#### [Stated task]
Where a line in the listing contains the string "Fuchs", copy that line out.

═══

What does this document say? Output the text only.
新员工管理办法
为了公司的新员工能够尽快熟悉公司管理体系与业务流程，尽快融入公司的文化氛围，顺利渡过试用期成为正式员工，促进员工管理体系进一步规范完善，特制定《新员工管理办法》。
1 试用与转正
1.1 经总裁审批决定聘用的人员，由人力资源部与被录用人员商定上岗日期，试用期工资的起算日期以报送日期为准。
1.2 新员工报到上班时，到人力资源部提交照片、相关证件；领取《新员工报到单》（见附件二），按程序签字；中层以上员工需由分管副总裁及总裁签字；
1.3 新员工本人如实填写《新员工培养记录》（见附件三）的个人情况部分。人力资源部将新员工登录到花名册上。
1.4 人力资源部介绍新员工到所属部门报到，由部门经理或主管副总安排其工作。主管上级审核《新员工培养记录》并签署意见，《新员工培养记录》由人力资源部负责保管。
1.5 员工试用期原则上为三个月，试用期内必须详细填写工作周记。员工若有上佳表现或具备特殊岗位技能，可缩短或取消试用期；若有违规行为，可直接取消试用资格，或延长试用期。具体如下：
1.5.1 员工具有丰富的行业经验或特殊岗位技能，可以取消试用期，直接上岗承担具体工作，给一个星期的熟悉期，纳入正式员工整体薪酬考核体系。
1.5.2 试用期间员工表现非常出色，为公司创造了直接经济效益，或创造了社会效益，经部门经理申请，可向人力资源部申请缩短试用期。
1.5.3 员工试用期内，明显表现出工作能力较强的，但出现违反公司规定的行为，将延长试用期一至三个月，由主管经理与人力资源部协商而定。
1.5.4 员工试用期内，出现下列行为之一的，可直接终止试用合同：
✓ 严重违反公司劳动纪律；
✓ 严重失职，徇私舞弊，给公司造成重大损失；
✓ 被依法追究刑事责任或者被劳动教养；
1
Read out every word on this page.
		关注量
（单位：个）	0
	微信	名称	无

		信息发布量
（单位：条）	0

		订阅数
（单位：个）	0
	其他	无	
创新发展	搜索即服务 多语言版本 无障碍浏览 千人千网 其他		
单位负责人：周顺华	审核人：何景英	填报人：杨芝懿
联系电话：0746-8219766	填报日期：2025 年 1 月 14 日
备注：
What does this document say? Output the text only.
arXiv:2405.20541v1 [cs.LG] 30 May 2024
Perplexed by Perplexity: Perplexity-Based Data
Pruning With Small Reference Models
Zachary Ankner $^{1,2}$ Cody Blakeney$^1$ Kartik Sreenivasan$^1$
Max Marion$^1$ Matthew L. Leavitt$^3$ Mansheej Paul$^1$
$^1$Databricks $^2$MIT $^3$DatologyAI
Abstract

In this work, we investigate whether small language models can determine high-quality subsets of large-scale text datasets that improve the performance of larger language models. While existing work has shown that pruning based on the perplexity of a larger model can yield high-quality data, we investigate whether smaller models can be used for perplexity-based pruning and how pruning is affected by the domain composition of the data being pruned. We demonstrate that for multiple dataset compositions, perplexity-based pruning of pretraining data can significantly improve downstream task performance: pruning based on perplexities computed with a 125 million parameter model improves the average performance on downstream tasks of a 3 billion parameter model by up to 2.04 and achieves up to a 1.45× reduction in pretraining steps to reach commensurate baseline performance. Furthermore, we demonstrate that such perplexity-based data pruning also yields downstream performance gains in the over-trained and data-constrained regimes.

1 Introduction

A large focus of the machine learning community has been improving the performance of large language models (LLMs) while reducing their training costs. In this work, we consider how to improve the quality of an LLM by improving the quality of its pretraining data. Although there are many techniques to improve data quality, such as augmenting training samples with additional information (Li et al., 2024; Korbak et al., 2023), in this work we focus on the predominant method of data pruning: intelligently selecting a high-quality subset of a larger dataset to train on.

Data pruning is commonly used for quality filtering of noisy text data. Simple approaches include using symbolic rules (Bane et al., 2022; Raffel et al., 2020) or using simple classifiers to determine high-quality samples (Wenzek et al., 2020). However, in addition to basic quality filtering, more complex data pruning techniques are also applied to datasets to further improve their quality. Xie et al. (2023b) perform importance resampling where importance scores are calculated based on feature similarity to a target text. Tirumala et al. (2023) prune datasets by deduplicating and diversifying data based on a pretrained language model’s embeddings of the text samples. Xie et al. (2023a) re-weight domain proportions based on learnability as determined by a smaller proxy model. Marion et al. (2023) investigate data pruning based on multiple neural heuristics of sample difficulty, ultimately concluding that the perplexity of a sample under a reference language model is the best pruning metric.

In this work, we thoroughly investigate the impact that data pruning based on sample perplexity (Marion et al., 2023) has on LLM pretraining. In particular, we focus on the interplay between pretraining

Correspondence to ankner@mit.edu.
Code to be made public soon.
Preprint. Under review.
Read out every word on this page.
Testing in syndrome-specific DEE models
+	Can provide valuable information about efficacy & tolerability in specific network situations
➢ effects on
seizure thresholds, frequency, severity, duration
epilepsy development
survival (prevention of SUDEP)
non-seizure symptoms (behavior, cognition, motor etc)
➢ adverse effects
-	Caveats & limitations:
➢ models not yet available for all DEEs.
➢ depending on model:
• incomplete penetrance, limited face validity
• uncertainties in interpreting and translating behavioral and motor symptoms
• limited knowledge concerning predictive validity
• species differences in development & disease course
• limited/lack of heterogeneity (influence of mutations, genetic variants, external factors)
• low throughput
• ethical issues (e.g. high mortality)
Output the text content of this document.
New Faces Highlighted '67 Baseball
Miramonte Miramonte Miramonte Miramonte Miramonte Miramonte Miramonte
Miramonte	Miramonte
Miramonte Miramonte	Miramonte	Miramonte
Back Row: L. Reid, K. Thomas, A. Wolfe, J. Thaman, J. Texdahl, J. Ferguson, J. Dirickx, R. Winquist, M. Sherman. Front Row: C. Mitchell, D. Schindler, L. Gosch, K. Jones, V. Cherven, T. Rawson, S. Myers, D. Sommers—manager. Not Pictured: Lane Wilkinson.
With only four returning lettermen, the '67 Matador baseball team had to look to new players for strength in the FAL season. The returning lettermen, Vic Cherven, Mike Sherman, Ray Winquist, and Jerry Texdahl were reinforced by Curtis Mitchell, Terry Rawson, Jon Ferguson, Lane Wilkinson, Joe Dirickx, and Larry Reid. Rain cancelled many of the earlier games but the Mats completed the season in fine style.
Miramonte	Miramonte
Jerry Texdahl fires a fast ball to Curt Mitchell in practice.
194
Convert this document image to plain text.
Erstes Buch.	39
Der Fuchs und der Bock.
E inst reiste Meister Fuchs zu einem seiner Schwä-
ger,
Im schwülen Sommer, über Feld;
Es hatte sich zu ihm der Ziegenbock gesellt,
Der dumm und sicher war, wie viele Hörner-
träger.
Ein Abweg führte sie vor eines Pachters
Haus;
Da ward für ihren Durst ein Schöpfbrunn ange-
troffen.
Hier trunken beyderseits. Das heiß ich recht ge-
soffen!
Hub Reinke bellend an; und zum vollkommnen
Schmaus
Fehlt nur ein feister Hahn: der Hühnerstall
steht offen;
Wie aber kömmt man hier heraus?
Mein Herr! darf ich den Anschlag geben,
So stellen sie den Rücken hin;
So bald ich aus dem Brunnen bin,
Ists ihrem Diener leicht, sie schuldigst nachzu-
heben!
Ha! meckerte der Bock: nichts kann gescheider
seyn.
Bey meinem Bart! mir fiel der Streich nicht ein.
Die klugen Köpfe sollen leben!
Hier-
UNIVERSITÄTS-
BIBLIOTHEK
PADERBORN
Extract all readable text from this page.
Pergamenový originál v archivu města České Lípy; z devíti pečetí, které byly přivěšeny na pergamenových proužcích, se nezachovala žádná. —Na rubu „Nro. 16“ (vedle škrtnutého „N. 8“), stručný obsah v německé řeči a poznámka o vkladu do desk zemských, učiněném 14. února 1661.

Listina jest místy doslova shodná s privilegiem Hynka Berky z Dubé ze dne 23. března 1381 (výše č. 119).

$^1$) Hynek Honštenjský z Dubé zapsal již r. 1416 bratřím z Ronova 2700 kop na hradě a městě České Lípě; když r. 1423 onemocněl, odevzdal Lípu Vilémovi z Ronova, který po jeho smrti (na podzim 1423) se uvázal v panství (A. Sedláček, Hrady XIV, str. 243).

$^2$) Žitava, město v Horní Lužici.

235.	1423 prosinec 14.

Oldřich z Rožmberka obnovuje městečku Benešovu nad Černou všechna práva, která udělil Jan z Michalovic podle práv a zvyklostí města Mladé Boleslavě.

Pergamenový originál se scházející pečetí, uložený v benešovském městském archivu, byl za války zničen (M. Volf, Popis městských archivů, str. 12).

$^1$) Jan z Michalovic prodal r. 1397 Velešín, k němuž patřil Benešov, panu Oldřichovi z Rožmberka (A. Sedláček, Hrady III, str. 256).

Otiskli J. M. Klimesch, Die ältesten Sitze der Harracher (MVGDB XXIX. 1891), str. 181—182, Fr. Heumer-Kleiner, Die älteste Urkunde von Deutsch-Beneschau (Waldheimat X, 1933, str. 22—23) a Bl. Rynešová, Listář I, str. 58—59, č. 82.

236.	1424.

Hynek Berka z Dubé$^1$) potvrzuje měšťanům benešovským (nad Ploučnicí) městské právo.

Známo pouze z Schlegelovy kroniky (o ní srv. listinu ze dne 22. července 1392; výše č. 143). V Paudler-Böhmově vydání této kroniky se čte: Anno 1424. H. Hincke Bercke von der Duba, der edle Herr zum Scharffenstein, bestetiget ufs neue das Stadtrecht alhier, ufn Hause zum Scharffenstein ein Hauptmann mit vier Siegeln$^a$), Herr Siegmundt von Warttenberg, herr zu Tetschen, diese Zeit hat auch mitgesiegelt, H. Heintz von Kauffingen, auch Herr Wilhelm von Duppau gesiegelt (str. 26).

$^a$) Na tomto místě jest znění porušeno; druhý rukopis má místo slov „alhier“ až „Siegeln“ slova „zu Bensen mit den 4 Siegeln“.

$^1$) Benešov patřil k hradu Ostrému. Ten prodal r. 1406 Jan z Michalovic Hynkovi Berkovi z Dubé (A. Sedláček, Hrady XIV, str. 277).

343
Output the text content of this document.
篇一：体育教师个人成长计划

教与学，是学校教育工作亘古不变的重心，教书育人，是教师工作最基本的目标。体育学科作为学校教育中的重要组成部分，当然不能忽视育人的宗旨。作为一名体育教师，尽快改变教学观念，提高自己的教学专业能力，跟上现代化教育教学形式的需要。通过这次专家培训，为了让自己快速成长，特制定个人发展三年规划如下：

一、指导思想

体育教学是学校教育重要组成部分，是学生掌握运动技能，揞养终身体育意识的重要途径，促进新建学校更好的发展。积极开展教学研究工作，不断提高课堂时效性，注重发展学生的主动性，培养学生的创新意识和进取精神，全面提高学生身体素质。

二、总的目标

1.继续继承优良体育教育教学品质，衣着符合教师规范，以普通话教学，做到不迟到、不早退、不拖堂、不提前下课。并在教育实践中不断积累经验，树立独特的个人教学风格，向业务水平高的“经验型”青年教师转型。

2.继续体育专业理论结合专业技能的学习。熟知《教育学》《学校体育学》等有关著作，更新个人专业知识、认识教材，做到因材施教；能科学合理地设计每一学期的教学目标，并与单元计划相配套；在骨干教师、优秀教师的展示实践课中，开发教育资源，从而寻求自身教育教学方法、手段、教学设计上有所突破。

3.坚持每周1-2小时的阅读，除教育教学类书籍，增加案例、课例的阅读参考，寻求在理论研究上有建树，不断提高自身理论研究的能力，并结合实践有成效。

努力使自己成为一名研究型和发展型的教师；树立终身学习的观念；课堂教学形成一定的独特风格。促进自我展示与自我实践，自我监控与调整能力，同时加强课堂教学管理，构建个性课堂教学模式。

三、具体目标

═══

#### [Result of the exercise]
Der Fuchs und der Bock.
E inst reiste Meister Fuchs zu einem seiner Schwä-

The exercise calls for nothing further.